▶ [TO-DO LIST]
1/ In the passage on the euro, what report revived concern about the possibility of fresh stimulus?
2/ Carry on the passage on the euro, starting after its final sentence.

The euro has made relatively little headway this week following the hefty tumble the shared currency suffered the previous week. The disappointing Eurozone inflation report last Wednesday in particular revived a dormant concern for a currency otherwise enjoying a quiet bid from reserve diversification: the possibility of fresh stimulus. With EURUSD over 2 percent off the two-year highs set on the October 25, we are in a sweet spot for speculators where the euro has plenty of room to either rally or collapse depending on what the ECB (European Central Bank) decides with its monetary policy decision. If, on the one hand, the group decides to maintain a tacitly hawkish bearing (the repayment of the LTRO loans by banks is reducing the central bank’s balance sheet steadily); the recent pullback could leave the euro open to a bounce. It should be said, however, that a relief rally requires ECB President Draghi avoid stoking expectations of an eventual rate hike or stimulus increase anytime in the near future in his press conference (13:30 GMT). Alternatively, if policy setters decide disinflation and persistent trouble for the periphery warrants more accommodation, there is plenty of premium for the euro to work off.

▶ [Items listed in a dataset]
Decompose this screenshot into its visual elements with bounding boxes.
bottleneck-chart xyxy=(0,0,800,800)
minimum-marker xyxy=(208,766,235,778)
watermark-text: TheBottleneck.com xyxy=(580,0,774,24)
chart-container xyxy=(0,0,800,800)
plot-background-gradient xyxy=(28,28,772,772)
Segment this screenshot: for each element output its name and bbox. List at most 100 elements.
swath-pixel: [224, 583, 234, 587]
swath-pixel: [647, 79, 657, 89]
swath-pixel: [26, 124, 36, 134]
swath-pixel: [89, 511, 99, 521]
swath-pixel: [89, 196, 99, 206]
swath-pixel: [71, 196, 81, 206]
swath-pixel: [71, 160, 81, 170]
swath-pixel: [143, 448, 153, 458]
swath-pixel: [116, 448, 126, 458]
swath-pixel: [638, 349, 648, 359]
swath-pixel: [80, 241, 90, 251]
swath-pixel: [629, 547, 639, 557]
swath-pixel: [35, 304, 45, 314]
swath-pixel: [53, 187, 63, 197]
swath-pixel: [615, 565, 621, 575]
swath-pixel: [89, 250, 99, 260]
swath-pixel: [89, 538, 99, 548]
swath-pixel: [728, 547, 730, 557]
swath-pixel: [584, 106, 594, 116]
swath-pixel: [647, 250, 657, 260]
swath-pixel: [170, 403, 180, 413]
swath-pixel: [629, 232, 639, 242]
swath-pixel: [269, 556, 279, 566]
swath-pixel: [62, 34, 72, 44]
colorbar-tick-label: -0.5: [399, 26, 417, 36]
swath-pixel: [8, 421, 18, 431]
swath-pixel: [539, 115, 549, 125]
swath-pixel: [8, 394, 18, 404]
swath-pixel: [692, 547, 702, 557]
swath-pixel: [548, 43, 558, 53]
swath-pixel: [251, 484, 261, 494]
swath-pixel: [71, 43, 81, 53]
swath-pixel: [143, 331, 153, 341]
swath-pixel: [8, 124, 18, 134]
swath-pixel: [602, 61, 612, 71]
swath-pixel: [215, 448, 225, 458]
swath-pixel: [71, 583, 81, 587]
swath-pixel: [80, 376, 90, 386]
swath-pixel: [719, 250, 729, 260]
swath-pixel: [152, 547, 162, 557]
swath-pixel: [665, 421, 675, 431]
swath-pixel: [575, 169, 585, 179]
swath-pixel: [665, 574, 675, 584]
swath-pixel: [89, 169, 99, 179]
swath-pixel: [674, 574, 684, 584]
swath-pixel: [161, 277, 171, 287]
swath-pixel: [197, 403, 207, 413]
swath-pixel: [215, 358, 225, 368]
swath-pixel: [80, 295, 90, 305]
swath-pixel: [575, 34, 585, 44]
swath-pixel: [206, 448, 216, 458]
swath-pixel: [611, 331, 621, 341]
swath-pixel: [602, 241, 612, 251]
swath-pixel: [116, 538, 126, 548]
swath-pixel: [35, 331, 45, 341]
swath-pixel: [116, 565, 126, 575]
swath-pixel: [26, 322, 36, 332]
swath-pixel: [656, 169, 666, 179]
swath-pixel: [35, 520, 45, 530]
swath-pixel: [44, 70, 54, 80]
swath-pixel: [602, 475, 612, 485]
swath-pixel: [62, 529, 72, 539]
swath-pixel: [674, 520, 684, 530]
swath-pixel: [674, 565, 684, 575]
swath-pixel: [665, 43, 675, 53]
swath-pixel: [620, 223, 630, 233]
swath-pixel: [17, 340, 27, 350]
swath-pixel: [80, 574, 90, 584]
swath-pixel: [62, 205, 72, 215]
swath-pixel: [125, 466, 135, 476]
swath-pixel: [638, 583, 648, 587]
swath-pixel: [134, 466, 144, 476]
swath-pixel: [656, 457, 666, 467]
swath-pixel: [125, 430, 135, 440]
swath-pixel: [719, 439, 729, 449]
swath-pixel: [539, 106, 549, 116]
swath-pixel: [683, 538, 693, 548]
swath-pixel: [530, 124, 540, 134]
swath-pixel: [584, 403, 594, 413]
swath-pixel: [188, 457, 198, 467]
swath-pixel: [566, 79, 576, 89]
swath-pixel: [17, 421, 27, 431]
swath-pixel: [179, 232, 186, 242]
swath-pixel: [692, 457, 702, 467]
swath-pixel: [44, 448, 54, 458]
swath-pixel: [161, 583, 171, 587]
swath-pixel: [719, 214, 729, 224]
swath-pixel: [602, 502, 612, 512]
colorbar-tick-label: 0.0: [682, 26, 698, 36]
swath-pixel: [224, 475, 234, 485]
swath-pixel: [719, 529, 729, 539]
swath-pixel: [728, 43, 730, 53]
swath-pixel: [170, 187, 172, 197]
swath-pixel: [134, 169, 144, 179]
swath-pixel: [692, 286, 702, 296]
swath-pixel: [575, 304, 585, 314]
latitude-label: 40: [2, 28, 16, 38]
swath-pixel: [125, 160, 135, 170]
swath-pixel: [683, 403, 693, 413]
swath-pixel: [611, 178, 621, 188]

▶ [OUTPUTS BY TASK]
1/ The disappointing Eurozone inflation report released last Wednesday revived that concern.

2/
British Pound: BoE Decision Unlikely to Feed Yield Speculation

In contrast to its Eurozone counterpart, the UK central bank will struggle to elicit volatility from the British pound. Expectations heading into the BoE’s (Bank of England) policy gathering are uniform for no change to either the 0.50 percent benchmark lending rate or the £375 billion bond buying program. And, Governor Mark Carney seems content with following the tradition that no change in policy warrants no updates from the Committee. For the sterling trader, that means there is no rhetoric with which to speculate a time frame on the eventual rate hike from. We’ve seen a general rebound for the pound so far this week which suggests that some rate speculation has built up on recent, robust economic data. No satisfaction from local monetary policy channels may leave the sterling exposed to big euro moves.